---- Supplied entries
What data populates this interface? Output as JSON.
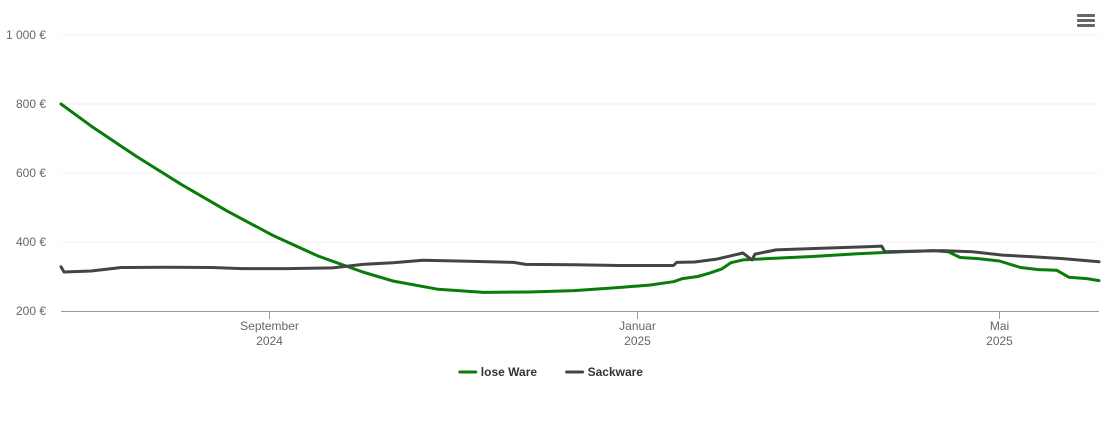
{
  "menu": {
    "icon": "hamburger-menu-icon"
  },
  "chart_data": {
    "type": "line",
    "title": "",
    "xlabel": "",
    "ylabel": "",
    "ylim": [
      200,
      1000
    ],
    "y_ticks": [
      {
        "value": 200,
        "label": "200 €"
      },
      {
        "value": 400,
        "label": "400 €"
      },
      {
        "value": 600,
        "label": "600 €"
      },
      {
        "value": 800,
        "label": "800 €"
      },
      {
        "value": 1000,
        "label": "1 000 €"
      }
    ],
    "x_range": [
      "2024-06-24",
      "2025-06-03"
    ],
    "x_ticks": [
      {
        "date": "2024-09-01",
        "month": "September",
        "year": "2024"
      },
      {
        "date": "2025-01-01",
        "month": "Januar",
        "year": "2025"
      },
      {
        "date": "2025-05-01",
        "month": "Mai",
        "year": "2025"
      }
    ],
    "grid": true,
    "legend_position": "bottom-center",
    "series": [
      {
        "name": "lose Ware",
        "color": "#0a7c0a",
        "points": [
          [
            "2024-06-24",
            800
          ],
          [
            "2024-07-04",
            736
          ],
          [
            "2024-07-19",
            648
          ],
          [
            "2024-08-03",
            566
          ],
          [
            "2024-08-18",
            490
          ],
          [
            "2024-09-02",
            420
          ],
          [
            "2024-09-17",
            360
          ],
          [
            "2024-10-02",
            313
          ],
          [
            "2024-10-12",
            287
          ],
          [
            "2024-10-27",
            263
          ],
          [
            "2024-11-11",
            254
          ],
          [
            "2024-11-26",
            255
          ],
          [
            "2024-12-11",
            259
          ],
          [
            "2024-12-26",
            268
          ],
          [
            "2025-01-05",
            275
          ],
          [
            "2025-01-13",
            285
          ],
          [
            "2025-01-16",
            294
          ],
          [
            "2025-01-21",
            300
          ],
          [
            "2025-01-25",
            310
          ],
          [
            "2025-01-29",
            322
          ],
          [
            "2025-02-01",
            340
          ],
          [
            "2025-02-05",
            348
          ],
          [
            "2025-02-13",
            352
          ],
          [
            "2025-02-28",
            358
          ],
          [
            "2025-03-15",
            366
          ],
          [
            "2025-03-30",
            372
          ],
          [
            "2025-04-09",
            375
          ],
          [
            "2025-04-14",
            372
          ],
          [
            "2025-04-18",
            355
          ],
          [
            "2025-04-24",
            352
          ],
          [
            "2025-05-01",
            345
          ],
          [
            "2025-05-08",
            326
          ],
          [
            "2025-05-14",
            320
          ],
          [
            "2025-05-20",
            318
          ],
          [
            "2025-05-24",
            298
          ],
          [
            "2025-05-30",
            294
          ],
          [
            "2025-06-03",
            288
          ]
        ]
      },
      {
        "name": "Sackware",
        "color": "#444444",
        "points": [
          [
            "2024-06-24",
            328
          ],
          [
            "2024-06-25",
            313
          ],
          [
            "2024-07-04",
            316
          ],
          [
            "2024-07-14",
            326
          ],
          [
            "2024-07-29",
            327
          ],
          [
            "2024-08-13",
            326
          ],
          [
            "2024-08-23",
            323
          ],
          [
            "2024-09-07",
            323
          ],
          [
            "2024-09-22",
            325
          ],
          [
            "2024-10-02",
            335
          ],
          [
            "2024-10-12",
            340
          ],
          [
            "2024-10-22",
            347
          ],
          [
            "2024-11-06",
            344
          ],
          [
            "2024-11-21",
            341
          ],
          [
            "2024-11-25",
            335
          ],
          [
            "2024-12-11",
            334
          ],
          [
            "2024-12-26",
            332
          ],
          [
            "2025-01-13",
            332
          ],
          [
            "2025-01-14",
            341
          ],
          [
            "2025-01-20",
            342
          ],
          [
            "2025-01-27",
            350
          ],
          [
            "2025-02-01",
            360
          ],
          [
            "2025-02-05",
            368
          ],
          [
            "2025-02-08",
            348
          ],
          [
            "2025-02-09",
            365
          ],
          [
            "2025-02-16",
            377
          ],
          [
            "2025-03-03",
            382
          ],
          [
            "2025-03-18",
            386
          ],
          [
            "2025-03-23",
            388
          ],
          [
            "2025-03-24",
            372
          ],
          [
            "2025-04-02",
            373
          ],
          [
            "2025-04-12",
            375
          ],
          [
            "2025-04-22",
            372
          ],
          [
            "2025-05-02",
            362
          ],
          [
            "2025-05-12",
            357
          ],
          [
            "2025-05-22",
            352
          ],
          [
            "2025-06-03",
            343
          ]
        ]
      }
    ]
  }
}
--------
Write out each entry exactly as given, but skip the pictures.

What data populates this interface? Output as JSON.
{
  "menu": {
    "icon": "hamburger-menu-icon"
  },
  "chart_data": {
    "type": "line",
    "title": "",
    "xlabel": "",
    "ylabel": "",
    "ylim": [
      200,
      1000
    ],
    "y_ticks": [
      {
        "value": 200,
        "label": "200 €"
      },
      {
        "value": 400,
        "label": "400 €"
      },
      {
        "value": 600,
        "label": "600 €"
      },
      {
        "value": 800,
        "label": "800 €"
      },
      {
        "value": 1000,
        "label": "1 000 €"
      }
    ],
    "x_range": [
      "2024-06-24",
      "2025-06-03"
    ],
    "x_ticks": [
      {
        "date": "2024-09-01",
        "month": "September",
        "year": "2024"
      },
      {
        "date": "2025-01-01",
        "month": "Januar",
        "year": "2025"
      },
      {
        "date": "2025-05-01",
        "month": "Mai",
        "year": "2025"
      }
    ],
    "grid": true,
    "legend_position": "bottom-center",
    "series": [
      {
        "name": "lose Ware",
        "color": "#0a7c0a",
        "points": [
          [
            "2024-06-24",
            800
          ],
          [
            "2024-07-04",
            736
          ],
          [
            "2024-07-19",
            648
          ],
          [
            "2024-08-03",
            566
          ],
          [
            "2024-08-18",
            490
          ],
          [
            "2024-09-02",
            420
          ],
          [
            "2024-09-17",
            360
          ],
          [
            "2024-10-02",
            313
          ],
          [
            "2024-10-12",
            287
          ],
          [
            "2024-10-27",
            263
          ],
          [
            "2024-11-11",
            254
          ],
          [
            "2024-11-26",
            255
          ],
          [
            "2024-12-11",
            259
          ],
          [
            "2024-12-26",
            268
          ],
          [
            "2025-01-05",
            275
          ],
          [
            "2025-01-13",
            285
          ],
          [
            "2025-01-16",
            294
          ],
          [
            "2025-01-21",
            300
          ],
          [
            "2025-01-25",
            310
          ],
          [
            "2025-01-29",
            322
          ],
          [
            "2025-02-01",
            340
          ],
          [
            "2025-02-05",
            348
          ],
          [
            "2025-02-13",
            352
          ],
          [
            "2025-02-28",
            358
          ],
          [
            "2025-03-15",
            366
          ],
          [
            "2025-03-30",
            372
          ],
          [
            "2025-04-09",
            375
          ],
          [
            "2025-04-14",
            372
          ],
          [
            "2025-04-18",
            355
          ],
          [
            "2025-04-24",
            352
          ],
          [
            "2025-05-01",
            345
          ],
          [
            "2025-05-08",
            326
          ],
          [
            "2025-05-14",
            320
          ],
          [
            "2025-05-20",
            318
          ],
          [
            "2025-05-24",
            298
          ],
          [
            "2025-05-30",
            294
          ],
          [
            "2025-06-03",
            288
          ]
        ]
      },
      {
        "name": "Sackware",
        "color": "#444444",
        "points": [
          [
            "2024-06-24",
            328
          ],
          [
            "2024-06-25",
            313
          ],
          [
            "2024-07-04",
            316
          ],
          [
            "2024-07-14",
            326
          ],
          [
            "2024-07-29",
            327
          ],
          [
            "2024-08-13",
            326
          ],
          [
            "2024-08-23",
            323
          ],
          [
            "2024-09-07",
            323
          ],
          [
            "2024-09-22",
            325
          ],
          [
            "2024-10-02",
            335
          ],
          [
            "2024-10-12",
            340
          ],
          [
            "2024-10-22",
            347
          ],
          [
            "2024-11-06",
            344
          ],
          [
            "2024-11-21",
            341
          ],
          [
            "2024-11-25",
            335
          ],
          [
            "2024-12-11",
            334
          ],
          [
            "2024-12-26",
            332
          ],
          [
            "2025-01-13",
            332
          ],
          [
            "2025-01-14",
            341
          ],
          [
            "2025-01-20",
            342
          ],
          [
            "2025-01-27",
            350
          ],
          [
            "2025-02-01",
            360
          ],
          [
            "2025-02-05",
            368
          ],
          [
            "2025-02-08",
            348
          ],
          [
            "2025-02-09",
            365
          ],
          [
            "2025-02-16",
            377
          ],
          [
            "2025-03-03",
            382
          ],
          [
            "2025-03-18",
            386
          ],
          [
            "2025-03-23",
            388
          ],
          [
            "2025-03-24",
            372
          ],
          [
            "2025-04-02",
            373
          ],
          [
            "2025-04-12",
            375
          ],
          [
            "2025-04-22",
            372
          ],
          [
            "2025-05-02",
            362
          ],
          [
            "2025-05-12",
            357
          ],
          [
            "2025-05-22",
            352
          ],
          [
            "2025-06-03",
            343
          ]
        ]
      }
    ]
  }
}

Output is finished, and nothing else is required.